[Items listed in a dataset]
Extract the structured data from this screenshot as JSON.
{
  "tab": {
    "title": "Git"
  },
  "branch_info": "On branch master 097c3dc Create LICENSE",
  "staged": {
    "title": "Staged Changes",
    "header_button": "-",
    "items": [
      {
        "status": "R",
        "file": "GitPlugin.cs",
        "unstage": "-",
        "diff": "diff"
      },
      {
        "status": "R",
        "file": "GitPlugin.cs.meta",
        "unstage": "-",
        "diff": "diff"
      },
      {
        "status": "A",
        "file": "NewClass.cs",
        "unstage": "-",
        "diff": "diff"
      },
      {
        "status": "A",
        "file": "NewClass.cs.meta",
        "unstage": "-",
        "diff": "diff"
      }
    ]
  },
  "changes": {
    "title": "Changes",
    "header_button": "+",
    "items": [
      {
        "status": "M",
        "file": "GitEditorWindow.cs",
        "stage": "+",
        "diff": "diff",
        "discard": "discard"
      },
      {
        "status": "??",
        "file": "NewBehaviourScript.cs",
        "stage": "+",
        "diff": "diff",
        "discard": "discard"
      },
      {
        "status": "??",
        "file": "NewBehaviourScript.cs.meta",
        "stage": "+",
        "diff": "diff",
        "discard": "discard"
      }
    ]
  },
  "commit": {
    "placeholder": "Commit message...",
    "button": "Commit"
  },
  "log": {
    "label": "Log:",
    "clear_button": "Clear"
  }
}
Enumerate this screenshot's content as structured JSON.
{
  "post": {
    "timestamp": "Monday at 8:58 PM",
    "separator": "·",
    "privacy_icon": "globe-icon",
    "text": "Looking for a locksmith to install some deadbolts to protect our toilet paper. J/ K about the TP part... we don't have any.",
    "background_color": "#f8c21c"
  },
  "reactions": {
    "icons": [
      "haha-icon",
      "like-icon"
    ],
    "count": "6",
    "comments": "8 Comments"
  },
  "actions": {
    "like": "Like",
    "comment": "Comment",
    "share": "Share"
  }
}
---
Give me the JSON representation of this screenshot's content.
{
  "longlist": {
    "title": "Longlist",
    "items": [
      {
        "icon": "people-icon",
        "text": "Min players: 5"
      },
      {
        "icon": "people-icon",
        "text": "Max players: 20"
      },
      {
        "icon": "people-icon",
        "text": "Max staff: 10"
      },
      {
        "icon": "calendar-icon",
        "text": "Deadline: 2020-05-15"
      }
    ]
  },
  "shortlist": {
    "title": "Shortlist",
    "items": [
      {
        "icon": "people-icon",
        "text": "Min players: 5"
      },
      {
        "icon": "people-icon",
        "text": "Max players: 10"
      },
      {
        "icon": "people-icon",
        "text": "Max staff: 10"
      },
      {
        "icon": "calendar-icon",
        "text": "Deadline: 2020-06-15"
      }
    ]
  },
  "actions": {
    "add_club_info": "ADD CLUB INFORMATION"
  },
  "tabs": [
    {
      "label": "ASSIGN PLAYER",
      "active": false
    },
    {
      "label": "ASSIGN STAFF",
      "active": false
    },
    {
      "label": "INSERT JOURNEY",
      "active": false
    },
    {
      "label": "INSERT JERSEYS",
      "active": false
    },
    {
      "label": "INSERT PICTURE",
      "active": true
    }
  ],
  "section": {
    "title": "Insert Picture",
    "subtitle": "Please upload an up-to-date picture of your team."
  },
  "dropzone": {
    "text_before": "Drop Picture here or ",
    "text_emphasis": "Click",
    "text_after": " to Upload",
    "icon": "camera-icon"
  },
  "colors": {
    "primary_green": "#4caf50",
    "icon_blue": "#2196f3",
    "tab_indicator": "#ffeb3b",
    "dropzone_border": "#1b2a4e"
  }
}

[Exercise instructions]
Find the lines containing "players" and list every one of them.

[Final result]
        "text": "Min players: 5"
        "text": "Max players: 20"
        "text": "Min players: 5"
        "text": "Max players: 10"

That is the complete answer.